→ **STATED EXERCISE**: Filter the listing and keep only the lines with the word "ylabel".

→ **DATA FOR THIS EXERCISE**:
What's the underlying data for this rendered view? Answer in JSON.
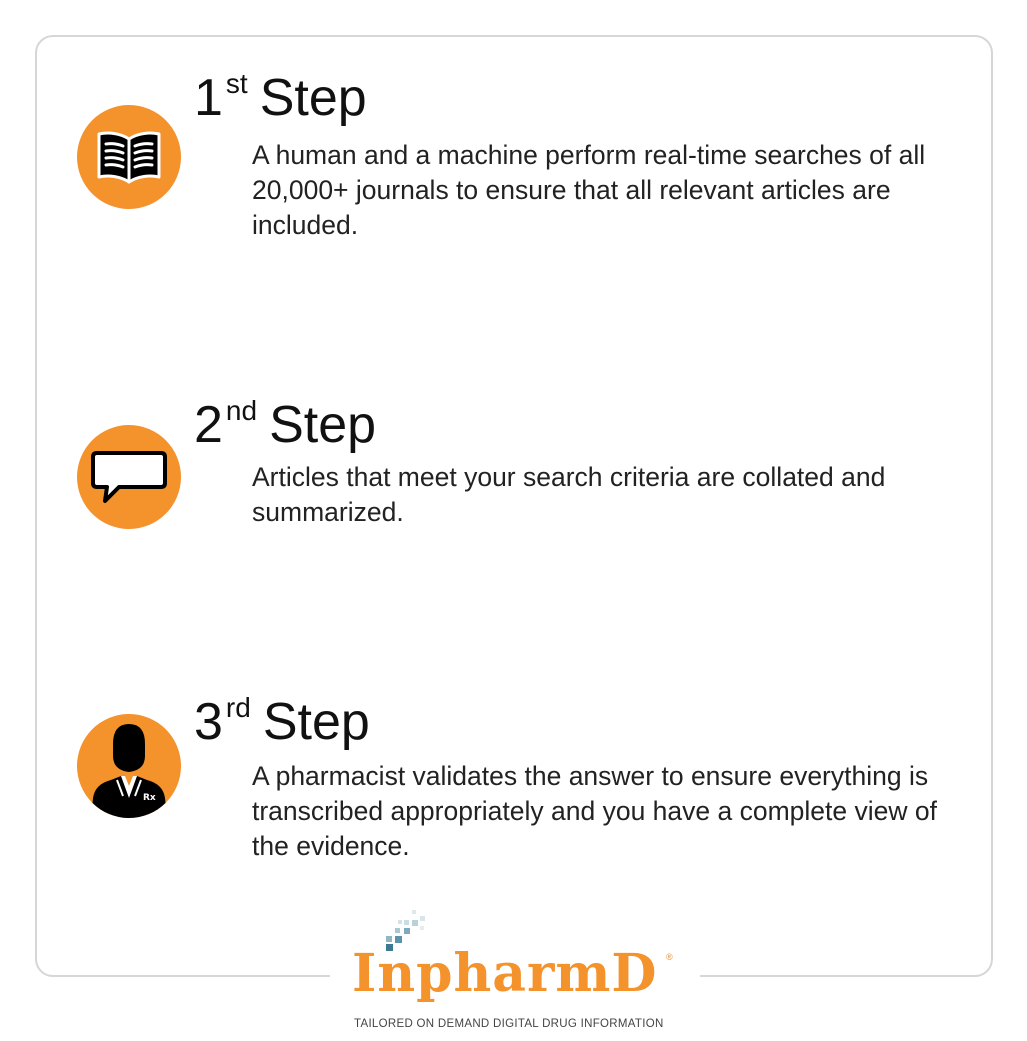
{
  "steps": [
    {
      "number": "1",
      "suffix": "st",
      "word": "Step",
      "description": "A human and a machine perform real-time searches of all 20,000+ journals to ensure that all relevant articles are included.",
      "icon": "open-book-icon"
    },
    {
      "number": "2",
      "suffix": "nd",
      "word": "Step",
      "description": "Articles that meet your search criteria are collated and summarized.",
      "icon": "speech-bubble-icon"
    },
    {
      "number": "3",
      "suffix": "rd",
      "word": "Step",
      "description": "A pharmacist validates the answer to ensure everything is transcribed appropriately and you have a complete view of the evidence.",
      "icon": "pharmacist-icon",
      "icon_badge": "Rx"
    }
  ],
  "logo": {
    "wordmark": "InpharmD",
    "registered": "®",
    "tagline": "TAILORED ON DEMAND DIGITAL DRUG INFORMATION"
  },
  "colors": {
    "accent": "#f4922c",
    "border": "#d6d6d6",
    "text": "#1a1a1a",
    "pixel_blue": "#4f8fa8"
  }
}
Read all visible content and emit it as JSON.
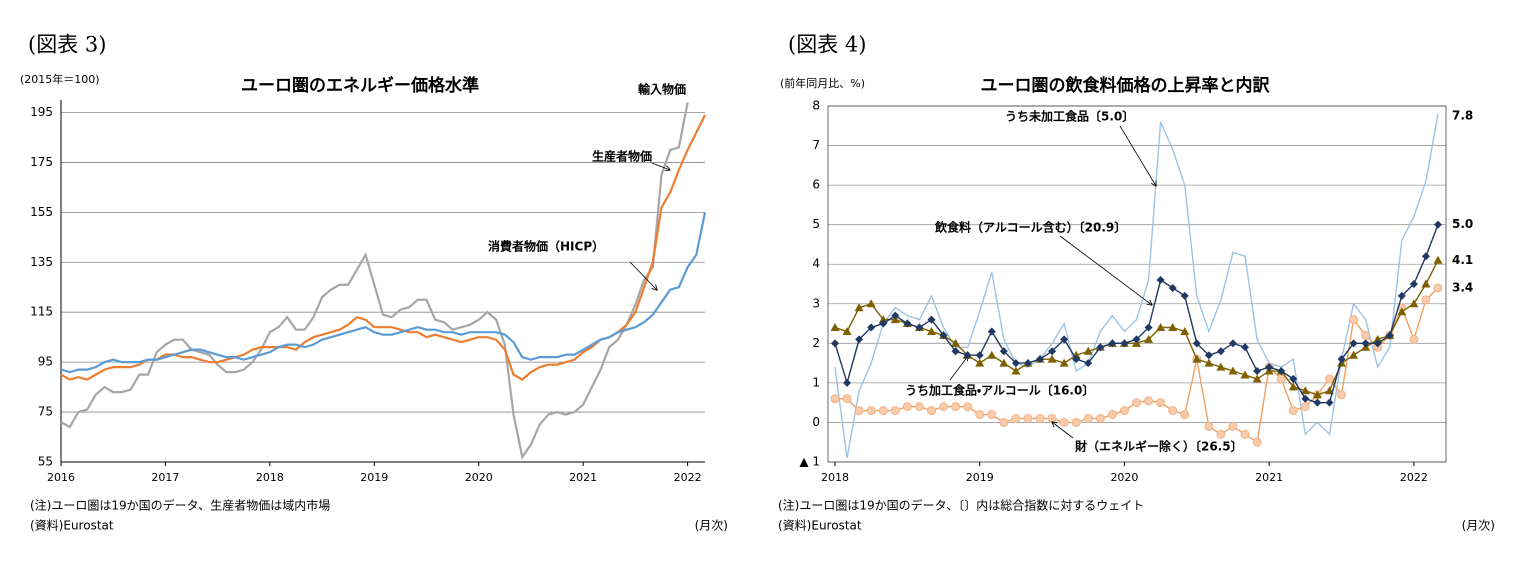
{
  "chart_data": [
    {
      "type": "line",
      "figure_label": "(図表 3)",
      "title": "ユーロ圏のエネルギー価格水準",
      "ylabel": "(2015年＝100)",
      "xlabel": "(月次)",
      "notes": [
        "(注)ユーロ圏は19か国のデータ、生産者物価は域内市場",
        "(資料)Eurostat"
      ],
      "categories": [
        "2016",
        null,
        null,
        null,
        null,
        null,
        null,
        null,
        null,
        null,
        null,
        null,
        "2017",
        null,
        null,
        null,
        null,
        null,
        null,
        null,
        null,
        null,
        null,
        null,
        "2018",
        null,
        null,
        null,
        null,
        null,
        null,
        null,
        null,
        null,
        null,
        null,
        "2019",
        null,
        null,
        null,
        null,
        null,
        null,
        null,
        null,
        null,
        null,
        null,
        "2020",
        null,
        null,
        null,
        null,
        null,
        null,
        null,
        null,
        null,
        null,
        null,
        "2021",
        null,
        null,
        null,
        null,
        null,
        null,
        null,
        null,
        null,
        null,
        null,
        "2022",
        null,
        null
      ],
      "ylim": [
        55,
        200
      ],
      "yticks": [
        55,
        75,
        95,
        115,
        135,
        155,
        175,
        195
      ],
      "grid": true,
      "series": [
        {
          "name": "輸入物価",
          "color": "#a6a6a6",
          "values": [
            71,
            69,
            75,
            76,
            82,
            85,
            83,
            83,
            84,
            90,
            90,
            99,
            102,
            104,
            104,
            100,
            99,
            98,
            94,
            91,
            91,
            92,
            95,
            100,
            107,
            109,
            113,
            108,
            108,
            113,
            121,
            124,
            126,
            126,
            132,
            138,
            126,
            114,
            113,
            116,
            117,
            120,
            120,
            112,
            111,
            108,
            109,
            110,
            112,
            115,
            112,
            102,
            74,
            57,
            62,
            70,
            74,
            75,
            74,
            75,
            78,
            85,
            92,
            101,
            104,
            110,
            118,
            128,
            133,
            170,
            180,
            181,
            199,
            null,
            null
          ]
        },
        {
          "name": "生産者物価",
          "color": "#ed7d31",
          "values": [
            90,
            88,
            89,
            88,
            90,
            92,
            93,
            93,
            93,
            94,
            96,
            96,
            98,
            98,
            97,
            97,
            96,
            95,
            95,
            96,
            97,
            98,
            100,
            101,
            101,
            101,
            101,
            100,
            103,
            105,
            106,
            107,
            108,
            110,
            113,
            112,
            109,
            109,
            109,
            108,
            107,
            107,
            105,
            106,
            105,
            104,
            103,
            104,
            105,
            105,
            104,
            100,
            90,
            88,
            91,
            93,
            94,
            94,
            95,
            96,
            99,
            101,
            104,
            105,
            107,
            110,
            115,
            125,
            135,
            157,
            163,
            172,
            180,
            187,
            194
          ]
        },
        {
          "name": "消費者物価（HICP）",
          "color": "#5b9bd5",
          "values": [
            92,
            91,
            92,
            92,
            93,
            95,
            96,
            95,
            95,
            95,
            96,
            96,
            97,
            98,
            99,
            100,
            100,
            99,
            98,
            97,
            97,
            96,
            97,
            98,
            99,
            101,
            102,
            102,
            101,
            102,
            104,
            105,
            106,
            107,
            108,
            109,
            107,
            106,
            106,
            107,
            108,
            109,
            108,
            108,
            107,
            107,
            106,
            107,
            107,
            107,
            107,
            106,
            103,
            97,
            96,
            97,
            97,
            97,
            98,
            98,
            100,
            102,
            104,
            105,
            107,
            108,
            109,
            111,
            114,
            119,
            124,
            125,
            133,
            138,
            155
          ]
        }
      ]
    },
    {
      "type": "line",
      "figure_label": "(図表 4)",
      "title": "ユーロ圏の飲食料価格の上昇率と内訳",
      "ylabel": "(前年同月比、%)",
      "xlabel": "(月次)",
      "notes": [
        "(注)ユーロ圏は19か国のデータ、〔〕内は総合指数に対するウェイト",
        "(資料)Eurostat"
      ],
      "categories": [
        "2018",
        null,
        null,
        null,
        null,
        null,
        null,
        null,
        null,
        null,
        null,
        null,
        "2019",
        null,
        null,
        null,
        null,
        null,
        null,
        null,
        null,
        null,
        null,
        null,
        "2020",
        null,
        null,
        null,
        null,
        null,
        null,
        null,
        null,
        null,
        null,
        null,
        "2021",
        null,
        null,
        null,
        null,
        null,
        null,
        null,
        null,
        null,
        null,
        null,
        "2022",
        null,
        null
      ],
      "ylim": [
        -1,
        8
      ],
      "yticks": [
        {
          "value": -1,
          "label": "▲ 1"
        },
        0,
        1,
        2,
        3,
        4,
        5,
        6,
        7,
        8
      ],
      "grid": true,
      "series": [
        {
          "name": "うち未加工食品〔5.0〕",
          "color": "#9dc3e6",
          "values": [
            1.4,
            -0.9,
            0.8,
            1.5,
            2.5,
            2.9,
            2.7,
            2.6,
            3.2,
            2.4,
            1.9,
            1.9,
            2.8,
            3.8,
            2.1,
            1.5,
            1.4,
            1.6,
            2.0,
            2.5,
            1.3,
            1.5,
            2.3,
            2.7,
            2.3,
            2.6,
            3.6,
            7.6,
            6.9,
            6.0,
            3.2,
            2.3,
            3.1,
            4.3,
            4.2,
            2.1,
            1.5,
            1.4,
            1.6,
            -0.3,
            0.0,
            -0.3,
            1.6,
            3.0,
            2.6,
            1.4,
            1.9,
            4.6,
            5.2,
            6.1,
            7.8
          ],
          "value_labels": [
            null,
            null,
            null,
            null,
            null,
            null,
            null,
            null,
            null,
            null,
            null,
            null,
            null,
            null,
            null,
            null,
            null,
            null,
            null,
            null,
            null,
            null,
            null,
            null,
            null,
            null,
            null,
            null,
            null,
            null,
            null,
            null,
            null,
            null,
            null,
            null,
            null,
            null,
            null,
            null,
            null,
            null,
            null,
            null,
            null,
            null,
            null,
            null,
            null,
            null,
            "7.8"
          ]
        },
        {
          "name": "財（エネルギー除く）〔26.5〕",
          "color": "#f0a060",
          "marker": "circle",
          "values": [
            0.6,
            0.6,
            0.3,
            0.3,
            0.3,
            0.3,
            0.4,
            0.4,
            0.3,
            0.4,
            0.4,
            0.4,
            0.2,
            0.2,
            0.0,
            0.1,
            0.1,
            0.1,
            0.1,
            0.0,
            0.0,
            0.1,
            0.1,
            0.2,
            0.3,
            0.5,
            0.55,
            0.5,
            0.3,
            0.2,
            1.6,
            -0.1,
            -0.3,
            -0.1,
            -0.3,
            -0.5,
            1.4,
            1.1,
            0.3,
            0.4,
            0.7,
            1.1,
            0.7,
            2.6,
            2.2,
            1.9,
            2.2,
            2.9,
            2.1,
            3.1,
            3.4
          ],
          "value_labels": [
            null,
            null,
            null,
            null,
            null,
            null,
            null,
            null,
            null,
            null,
            null,
            null,
            null,
            null,
            null,
            null,
            null,
            null,
            null,
            null,
            null,
            null,
            null,
            null,
            null,
            null,
            null,
            null,
            null,
            null,
            null,
            null,
            null,
            null,
            null,
            null,
            null,
            null,
            null,
            null,
            null,
            null,
            null,
            null,
            null,
            null,
            null,
            null,
            null,
            null,
            "3.4"
          ]
        },
        {
          "name": "うち加工食品・アルコール〔16.0〕",
          "color": "#7f6000",
          "marker": "triangle",
          "values": [
            2.4,
            2.3,
            2.9,
            3.0,
            2.6,
            2.6,
            2.5,
            2.4,
            2.3,
            2.2,
            2.0,
            1.7,
            1.5,
            1.7,
            1.5,
            1.3,
            1.5,
            1.6,
            1.6,
            1.5,
            1.7,
            1.8,
            1.9,
            2.0,
            2.0,
            2.0,
            2.1,
            2.4,
            2.4,
            2.3,
            1.6,
            1.5,
            1.4,
            1.3,
            1.2,
            1.1,
            1.3,
            1.3,
            0.9,
            0.8,
            0.7,
            0.8,
            1.5,
            1.7,
            1.9,
            2.1,
            2.2,
            2.8,
            3.0,
            3.5,
            4.1
          ],
          "value_labels": [
            null,
            null,
            null,
            null,
            null,
            null,
            null,
            null,
            null,
            null,
            null,
            null,
            null,
            null,
            null,
            null,
            null,
            null,
            null,
            null,
            null,
            null,
            null,
            null,
            null,
            null,
            null,
            null,
            null,
            null,
            null,
            null,
            null,
            null,
            null,
            null,
            null,
            null,
            null,
            null,
            null,
            null,
            null,
            null,
            null,
            null,
            null,
            null,
            null,
            null,
            "4.1"
          ]
        },
        {
          "name": "飲食料（アルコール含む）〔20.9〕",
          "color": "#1f3864",
          "marker": "diamond",
          "values": [
            2.0,
            1.0,
            2.1,
            2.4,
            2.5,
            2.7,
            2.5,
            2.4,
            2.6,
            2.2,
            1.8,
            1.7,
            1.7,
            2.3,
            1.8,
            1.5,
            1.5,
            1.6,
            1.8,
            2.1,
            1.6,
            1.5,
            1.9,
            2.0,
            2.0,
            2.1,
            2.4,
            3.6,
            3.4,
            3.2,
            2.0,
            1.7,
            1.8,
            2.0,
            1.9,
            1.3,
            1.4,
            1.3,
            1.1,
            0.6,
            0.5,
            0.5,
            1.6,
            2.0,
            2.0,
            2.0,
            2.2,
            3.2,
            3.5,
            4.2,
            5.0
          ],
          "value_labels": [
            null,
            null,
            null,
            null,
            null,
            null,
            null,
            null,
            null,
            null,
            null,
            null,
            null,
            null,
            null,
            null,
            null,
            null,
            null,
            null,
            null,
            null,
            null,
            null,
            null,
            null,
            null,
            null,
            null,
            null,
            null,
            null,
            null,
            null,
            null,
            null,
            null,
            null,
            null,
            null,
            null,
            null,
            null,
            null,
            null,
            null,
            null,
            null,
            null,
            null,
            "5.0"
          ]
        }
      ]
    }
  ]
}
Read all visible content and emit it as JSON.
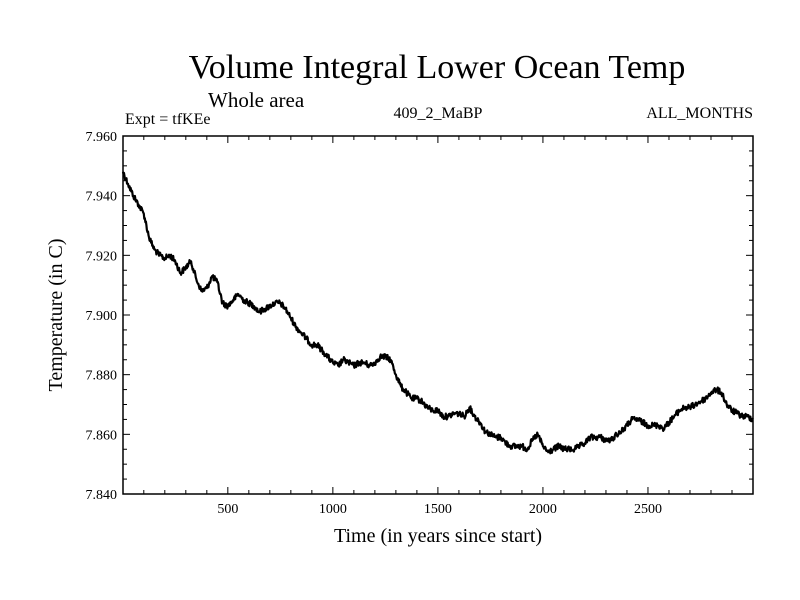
{
  "chart_data": {
    "type": "line",
    "title": "Volume Integral Lower Ocean Temp",
    "subtitle": "Whole area",
    "left_note": "Expt = tfKEe",
    "center_note": "409_2_MaBP",
    "right_note": "ALL_MONTHS",
    "xlabel": "Time (in years since start)",
    "ylabel": "Temperature (in C)",
    "xlim": [
      1,
      3000
    ],
    "ylim": [
      7.84,
      7.96
    ],
    "x_ticks": [
      500,
      1000,
      1500,
      2000,
      2500
    ],
    "y_ticks": [
      "7.840",
      "7.860",
      "7.880",
      "7.900",
      "7.920",
      "7.940",
      "7.960"
    ],
    "grid": false,
    "line_color": "#000000",
    "series": [
      {
        "x": [
          1,
          25,
          50,
          75,
          100,
          125,
          150,
          175,
          200,
          225,
          250,
          275,
          300,
          325,
          350,
          375,
          400,
          425,
          450,
          475,
          500,
          525,
          550,
          575,
          600,
          625,
          650,
          675,
          700,
          725,
          750,
          775,
          800,
          825,
          850,
          875,
          900,
          925,
          950,
          975,
          1000,
          1025,
          1050,
          1075,
          1100,
          1125,
          1150,
          1175,
          1200,
          1225,
          1250,
          1275,
          1300,
          1325,
          1350,
          1375,
          1400,
          1425,
          1450,
          1475,
          1500,
          1525,
          1550,
          1575,
          1600,
          1625,
          1650,
          1675,
          1700,
          1725,
          1750,
          1775,
          1800,
          1825,
          1850,
          1875,
          1900,
          1925,
          1950,
          1975,
          2000,
          2025,
          2050,
          2075,
          2100,
          2125,
          2150,
          2175,
          2200,
          2225,
          2250,
          2275,
          2300,
          2325,
          2350,
          2375,
          2400,
          2425,
          2450,
          2475,
          2500,
          2525,
          2550,
          2575,
          2600,
          2625,
          2650,
          2675,
          2700,
          2725,
          2750,
          2775,
          2800,
          2825,
          2850,
          2875,
          2900,
          2925,
          2950,
          2975,
          3000
        ],
        "values": [
          7.948,
          7.944,
          7.94,
          7.937,
          7.934,
          7.926,
          7.922,
          7.92,
          7.919,
          7.92,
          7.918,
          7.914,
          7.916,
          7.918,
          7.912,
          7.908,
          7.909,
          7.913,
          7.911,
          7.904,
          7.903,
          7.905,
          7.907,
          7.905,
          7.904,
          7.903,
          7.901,
          7.902,
          7.903,
          7.904,
          7.904,
          7.902,
          7.899,
          7.896,
          7.894,
          7.892,
          7.89,
          7.89,
          7.888,
          7.886,
          7.884,
          7.883,
          7.885,
          7.884,
          7.883,
          7.884,
          7.884,
          7.883,
          7.884,
          7.886,
          7.886,
          7.885,
          7.88,
          7.876,
          7.874,
          7.872,
          7.872,
          7.871,
          7.869,
          7.868,
          7.868,
          7.866,
          7.866,
          7.867,
          7.867,
          7.866,
          7.869,
          7.866,
          7.864,
          7.861,
          7.86,
          7.859,
          7.859,
          7.857,
          7.856,
          7.856,
          7.856,
          7.855,
          7.858,
          7.86,
          7.856,
          7.854,
          7.855,
          7.856,
          7.855,
          7.855,
          7.855,
          7.856,
          7.857,
          7.859,
          7.859,
          7.859,
          7.858,
          7.858,
          7.86,
          7.861,
          7.863,
          7.865,
          7.865,
          7.864,
          7.863,
          7.863,
          7.863,
          7.862,
          7.864,
          7.866,
          7.868,
          7.869,
          7.869,
          7.87,
          7.871,
          7.872,
          7.874,
          7.875,
          7.874,
          7.87,
          7.868,
          7.867,
          7.866,
          7.866,
          7.865
        ]
      }
    ]
  }
}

→ **RESULT OF THE EXERCISE**:
      "ylabel": "(2015年＝100)",
      "ylabel": "(前年同月比、%)",
    "ylabel": "Temperature (in C)",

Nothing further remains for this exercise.